***** TEXT SHOWN

Time: Use It or Lose It
“Time is really the only capital that any human being has, and the only thing he can’t afford to lose.”
- Thomas Edison
86,400 seconds a day. That’s all you get. No more. No less.
How do you use yours? How much time did you really need today?
“Really need” as in: The time you used to make a difference in your life, your family’s life and the life of those around you?
Of course, the last question begs the next question: How much time did you waste?
“Waste” as in foolishly fritter away? Looking at your social media. Playing games on your phone. Passing rumors. Letting down those who trust you to do your best.
How much time did you waste staring off into space, NOT thinking about how I can push my needle farther ahead?
How many opportunities did you let slip through your fingers?
Opportunities as in pushing those who need to be pushed, embracing those who need your confidence, getting ahead of what is expected by the “average worker”?
How much?
Once each second ticks by that you did not move forward, you actually stepped back. You moved backward because from this point on you will be stealing seconds from the future, for the ones that you wasted in the present.
My advice to you is to value every second. Each tick of the clock signals the passing of time. The unstopping clock of your life, ticking down the seconds until you are no more. From the day we are born we are just waiting for the inevitable … for our clocks to stop.
Since it sounds futile, why work at all? It won’t matter. Eventually we all time-out. So why not just sit back and let time run out?
The rapper Macklemore, in his song “Glorious”, quotes the poet Banksy, saying, “I heard you die twice, once when they bury you in the grave, and the second time is the last time that somebody mentions your name.”

**********
***** EXTRACTED MATERIAL

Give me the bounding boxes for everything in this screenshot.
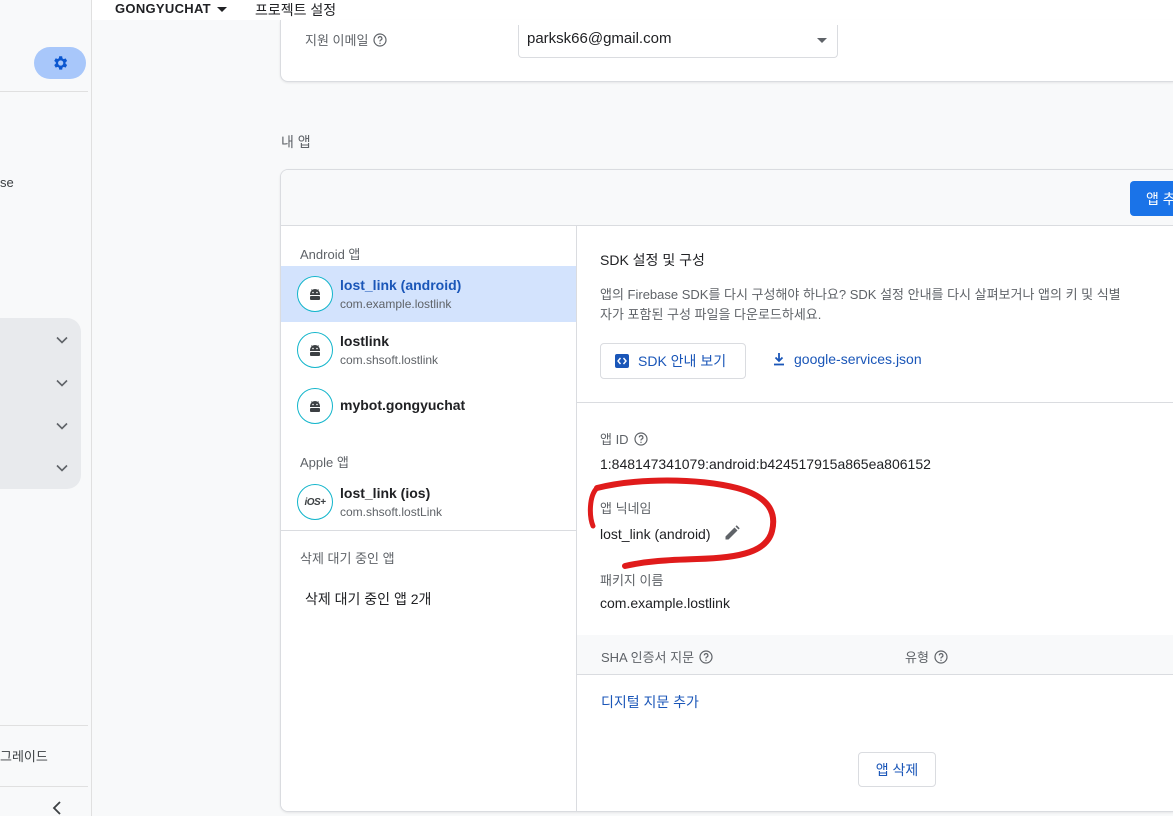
app-detail-pane: SDK 설정 및 구성 앱의 Firebase SDK를 다시 구성해야 하나요… (577, 226, 1173, 811)
support-email-select[interactable]: parksk66@gmail.com (518, 25, 838, 58)
edit-pencil-icon[interactable] (723, 524, 741, 542)
list-divider (281, 530, 576, 531)
upgrade-link[interactable]: 그레이드 (0, 746, 48, 765)
support-email-value: parksk66@gmail.com (527, 30, 672, 47)
app-package: com.shsoft.lostLink (340, 505, 443, 519)
nav-divider (0, 91, 88, 92)
support-email-label-text: 지원 이메일 (305, 33, 369, 48)
chevron-left-icon[interactable] (50, 800, 64, 816)
app-id-label: 앱 ID (600, 429, 648, 448)
help-icon[interactable] (633, 431, 648, 446)
nickname-value: lost_link (android) (600, 526, 711, 542)
sha-column-header: SHA 인증서 지문 (601, 647, 713, 666)
app-name: lost_link (android) (340, 277, 462, 293)
top-bar: GONGYUCHAT 프로젝트 설정 (92, 0, 1173, 20)
app-item-lostlink[interactable]: lostlink com.shsoft.lostlink (281, 322, 576, 378)
app-item-lost-link-ios[interactable]: iOS+ lost_link (ios) com.shsoft.lostLink (281, 474, 576, 530)
app-item-lost-link-android[interactable]: lost_link (android) com.example.lostlink (281, 266, 576, 322)
sdk-description: 앱의 Firebase SDK를 다시 구성해야 하나요? SDK 설정 안내를… (600, 285, 1173, 325)
gear-icon (54, 56, 68, 70)
android-icon (310, 289, 320, 300)
support-email-label: 지원 이메일 (305, 30, 388, 49)
pending-section-title: 삭제 대기 중인 앱 (300, 551, 395, 566)
sha-table-header: SHA 인증서 지문 유형 (577, 635, 1173, 675)
app-item-mybot-gongyuchat[interactable]: mybot.gongyuchat (281, 378, 576, 434)
chevron-down-icon (56, 336, 68, 344)
app-package: com.example.lostlink (340, 297, 452, 311)
android-app-icon (297, 332, 333, 368)
app-id-value: 1:848147341079:android:b424517915a865ea8… (600, 456, 931, 472)
code-icon (615, 354, 629, 368)
my-apps-title: 내 앱 (281, 134, 311, 150)
sdk-guide-label: SDK 안내 보기 (638, 353, 727, 369)
nav-expand-row[interactable] (0, 446, 81, 489)
sdk-description-line: 앱의 Firebase SDK를 다시 구성해야 하나요? SDK 설정 안내를… (600, 287, 1121, 302)
android-icon (310, 345, 320, 356)
app-name: lost_link (ios) (340, 485, 431, 501)
settings-button[interactable] (34, 47, 86, 79)
download-icon (774, 353, 784, 366)
chevron-down-icon (56, 422, 68, 430)
package-label: 패키지 이름 (600, 573, 664, 588)
ios-app-icon: iOS+ (297, 484, 333, 520)
project-selector[interactable]: GONGYUCHAT (115, 1, 227, 16)
app-package: com.shsoft.lostlink (340, 353, 439, 367)
help-icon[interactable] (699, 649, 713, 664)
type-column-label: 유형 (905, 650, 929, 665)
sdk-guide-button[interactable]: SDK 안내 보기 (600, 343, 746, 379)
ios-icon: iOS+ (304, 496, 326, 508)
type-column-header: 유형 (905, 647, 948, 666)
help-icon[interactable] (373, 32, 388, 47)
chevron-down-icon (56, 464, 68, 472)
app-name: lostlink (340, 333, 390, 349)
pending-apps-link[interactable]: 삭제 대기 중인 앱 2개 (305, 589, 431, 609)
nav-divider (0, 786, 88, 787)
android-app-icon (297, 276, 333, 312)
sdk-description-line: 자가 포함된 구성 파일을 다운로드하세요. (600, 307, 822, 322)
breadcrumb: 프로젝트 설정 (255, 2, 337, 18)
android-icon (310, 401, 320, 412)
download-config-label: google-services.json (794, 351, 922, 367)
sdk-section-title: SDK 설정 및 구성 (600, 252, 705, 268)
caret-down-icon (216, 7, 227, 12)
nickname-label: 앱 닉네임 (600, 501, 652, 516)
delete-app-button[interactable]: 앱 삭제 (858, 752, 936, 787)
package-value: com.example.lostlink (600, 595, 730, 611)
chevron-down-icon (56, 379, 68, 387)
apps-card-header: 앱 추 (281, 170, 1173, 226)
nav-expand-row[interactable] (0, 404, 81, 447)
add-app-button[interactable]: 앱 추 (1130, 181, 1173, 216)
nav-expand-row[interactable] (0, 361, 81, 404)
project-name: GONGYUCHAT (115, 1, 211, 16)
help-icon[interactable] (934, 649, 948, 664)
android-section-title: Android 앱 (300, 247, 361, 262)
left-nav: se 그레이드 (0, 0, 92, 816)
apps-card: 앱 추 Android 앱 lost_link (android) com.ex… (280, 169, 1173, 812)
add-fingerprint-link[interactable]: 디지털 지문 추가 (601, 692, 699, 712)
nav-expand-row[interactable] (0, 318, 81, 361)
app-list: Android 앱 lost_link (android) com.exampl… (281, 226, 577, 811)
nav-expandable-group (0, 318, 81, 489)
dropdown-arrow-icon (817, 38, 827, 43)
detail-divider (577, 402, 1173, 403)
apple-section-title: Apple 앱 (300, 455, 349, 470)
app-name: mybot.gongyuchat (340, 397, 466, 413)
nav-divider (0, 725, 88, 726)
app-id-label-text: 앱 ID (600, 432, 629, 447)
support-email-card: 지원 이메일 parksk66@gmail.com (280, 20, 1173, 82)
download-config-link[interactable]: google-services.json (772, 351, 922, 367)
nav-item-label[interactable]: se (0, 175, 14, 190)
sha-column-label: SHA 인증서 지문 (601, 650, 695, 665)
android-app-icon (297, 388, 333, 424)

**********

▶ WORK INSTRUCTIONS:
**a.** List the examples the essay on time gives of frittering time away, in the sentences that follow "'Waste' as in foolishly fritter away?"
**b.** Render this sentence from the essay on time in Spanish: "Each tick of the clock signals the passing of time."
**c.** According to the essay on time, how many seconds does a person get each day?

▶ TASK-BY-TASK RESULTS:
**a.**
- Looking at your social media
- Playing games on your phone
- Passing rumors
- Letting down those who trust you to do your best

**b.** Cada tic del reloj señala el paso del tiempo.

**c.** 86,400 seconds.